Quote every one of the lines below word for word, omitting the pictures.

── Material shown

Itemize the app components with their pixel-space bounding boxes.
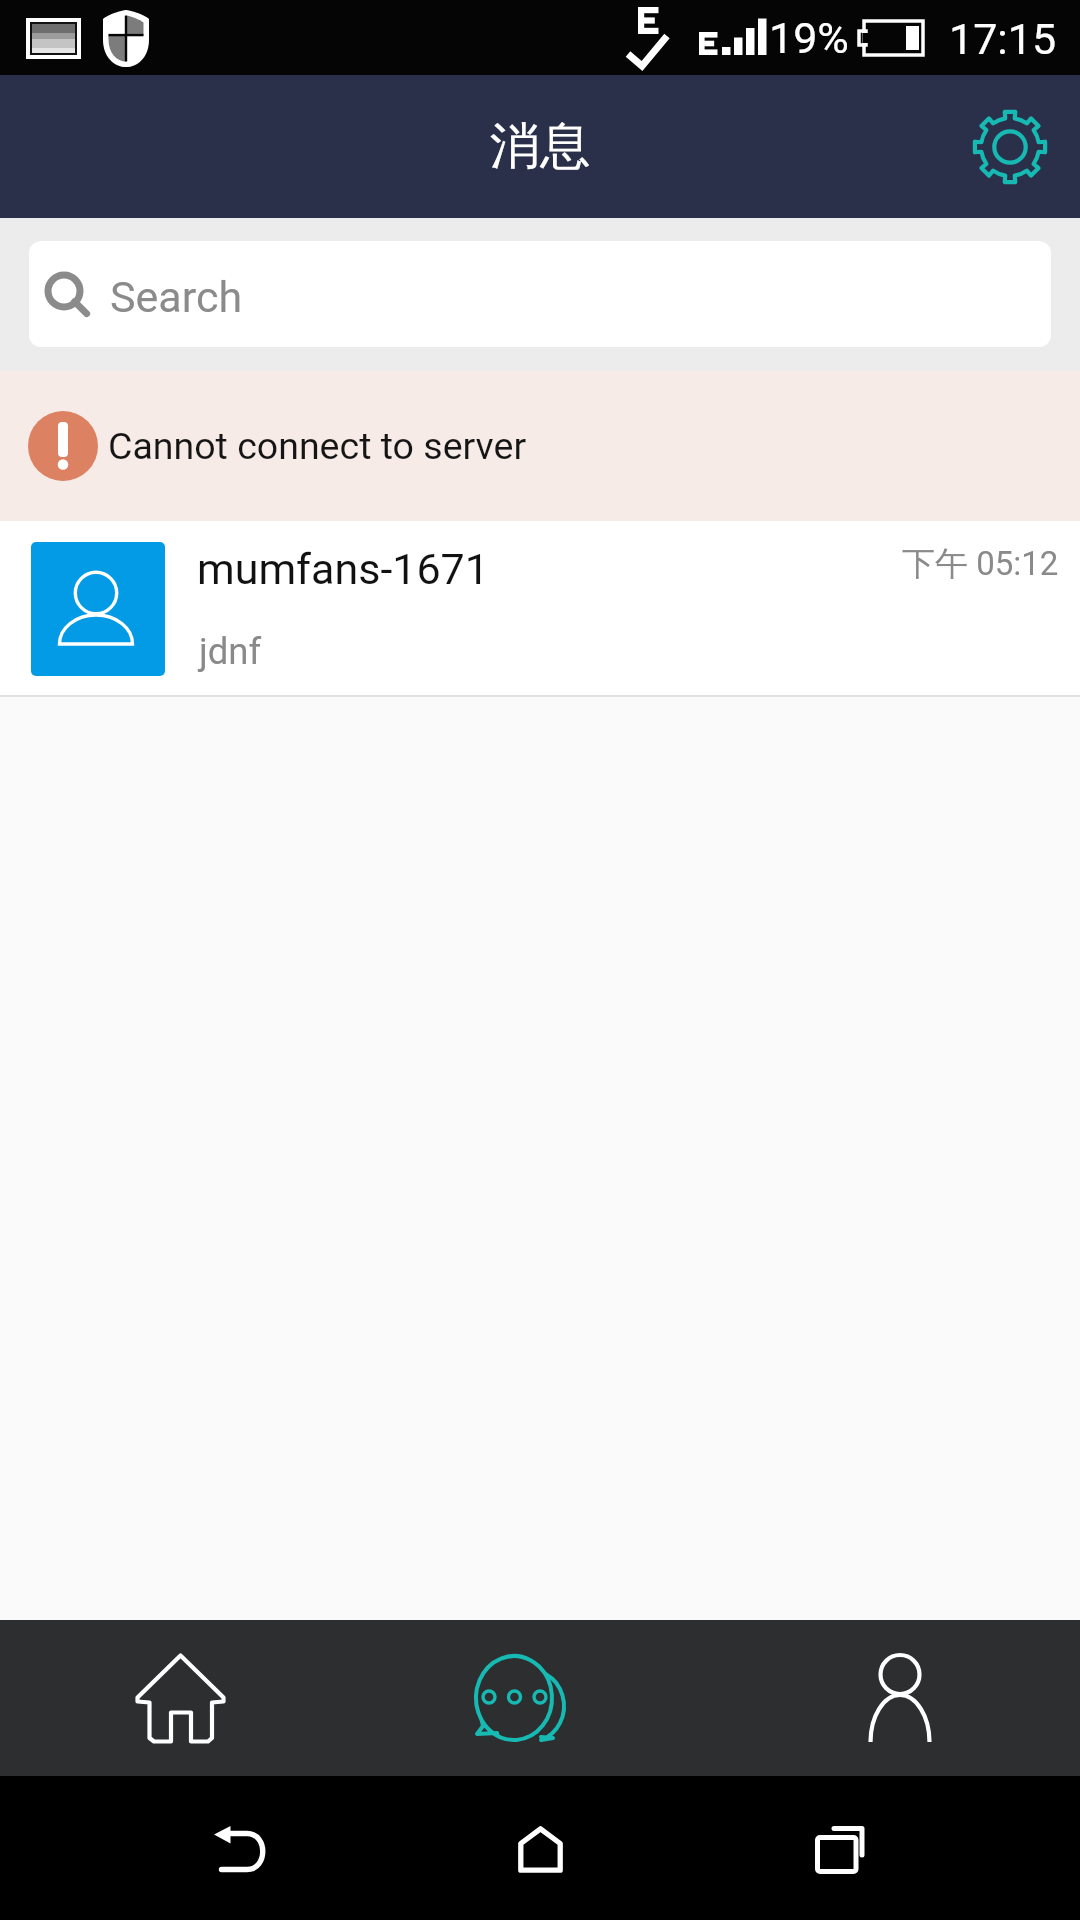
staticText: jdnf	[199, 630, 262, 673]
button[interactable]: mumfans-1671	[0, 521, 1080, 697]
button[interactable]: Back	[175, 1776, 305, 1920]
button[interactable]: Recents	[775, 1776, 905, 1920]
button[interactable]: Messages	[360, 1620, 720, 1776]
button[interactable]: Search	[29, 241, 1051, 347]
staticText: mumfans-1671	[197, 544, 489, 594]
staticText: 19%	[769, 13, 849, 63]
staticText: 消息	[490, 115, 590, 178]
button[interactable]: Settings	[960, 97, 1060, 197]
button[interactable]: Home	[0, 1620, 360, 1776]
button[interactable]: Profile	[720, 1620, 1080, 1776]
staticText: Search	[110, 272, 243, 322]
staticText: Cannot connect to server	[108, 424, 527, 468]
staticText: 17:15	[949, 14, 1057, 64]
button[interactable]: Home	[475, 1776, 605, 1920]
staticText: 下午 05:12	[902, 543, 1059, 585]
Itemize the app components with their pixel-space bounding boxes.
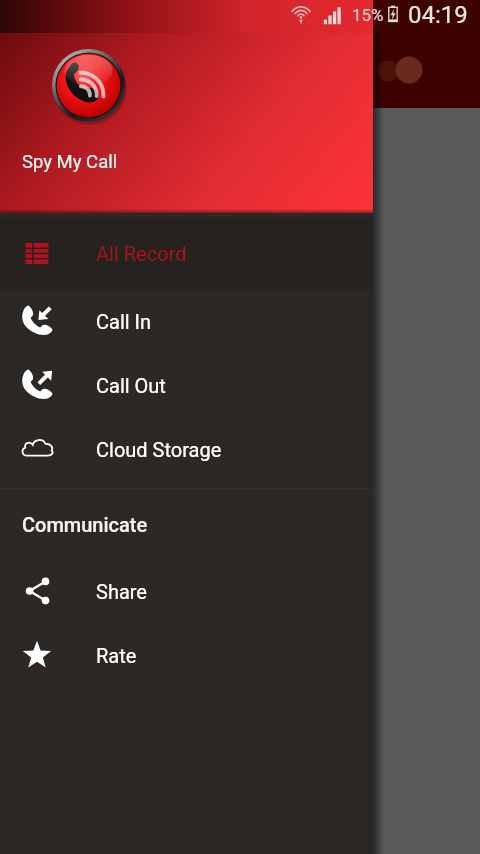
button[interactable]: All Record xyxy=(0,217,373,289)
button[interactable]: Call Out xyxy=(0,353,373,417)
staticText: Call In xyxy=(96,310,152,333)
staticText: Communicate xyxy=(22,513,148,536)
button[interactable]: Rate xyxy=(0,623,373,687)
staticText: Rate xyxy=(96,644,137,667)
staticText: Share xyxy=(96,580,147,603)
button[interactable]: Cloud Storage xyxy=(0,417,373,481)
staticText: 15% xyxy=(352,5,384,25)
button[interactable]: Share xyxy=(0,559,373,623)
button[interactable]: Spy My Call xyxy=(0,0,373,213)
staticText: Cloud Storage xyxy=(96,438,222,461)
staticText: 04:19 xyxy=(408,1,468,29)
button[interactable]: Close navigation drawer xyxy=(0,0,480,854)
staticText: Spy My Call xyxy=(22,151,118,173)
staticText: All Record xyxy=(96,242,187,265)
button[interactable]: Call In xyxy=(0,289,373,353)
staticText: Call Out xyxy=(96,374,166,397)
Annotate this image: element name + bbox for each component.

────

Exercise result.
Itemize the app components with their pixel-space bounding boxes.
staticText: jdnf	[199, 630, 262, 673]
button[interactable]: mumfans-1671	[0, 521, 1080, 697]
button[interactable]: Back	[175, 1776, 305, 1920]
button[interactable]: Recents	[775, 1776, 905, 1920]
button[interactable]: Messages	[360, 1620, 720, 1776]
button[interactable]: Search	[29, 241, 1051, 347]
staticText: mumfans-1671	[197, 544, 489, 594]
staticText: 19%	[769, 13, 849, 63]
staticText: 消息	[490, 115, 590, 178]
button[interactable]: Settings	[960, 97, 1060, 197]
button[interactable]: Home	[0, 1620, 360, 1776]
button[interactable]: Profile	[720, 1620, 1080, 1776]
staticText: Search	[110, 272, 243, 322]
staticText: Cannot connect to server	[108, 424, 527, 468]
staticText: 17:15	[949, 14, 1057, 64]
button[interactable]: Home	[475, 1776, 605, 1920]
staticText: 下午 05:12	[902, 543, 1059, 585]
Itemize the app components with their pixel-space bounding boxes.
button[interactable]: All Record xyxy=(0,217,373,289)
button[interactable]: Call Out xyxy=(0,353,373,417)
staticText: Call In xyxy=(96,310,152,333)
staticText: Communicate xyxy=(22,513,148,536)
button[interactable]: Rate xyxy=(0,623,373,687)
staticText: Rate xyxy=(96,644,137,667)
staticText: Share xyxy=(96,580,147,603)
button[interactable]: Cloud Storage xyxy=(0,417,373,481)
staticText: 15% xyxy=(352,5,384,25)
button[interactable]: Share xyxy=(0,559,373,623)
button[interactable]: Spy My Call xyxy=(0,0,373,213)
staticText: Cloud Storage xyxy=(96,438,222,461)
staticText: 04:19 xyxy=(408,1,468,29)
button[interactable]: Close navigation drawer xyxy=(0,0,480,854)
staticText: Spy My Call xyxy=(22,151,118,173)
staticText: All Record xyxy=(96,242,187,265)
button[interactable]: Call In xyxy=(0,289,373,353)
staticText: Call Out xyxy=(96,374,166,397)
Annotate this image: element name + bbox for each component.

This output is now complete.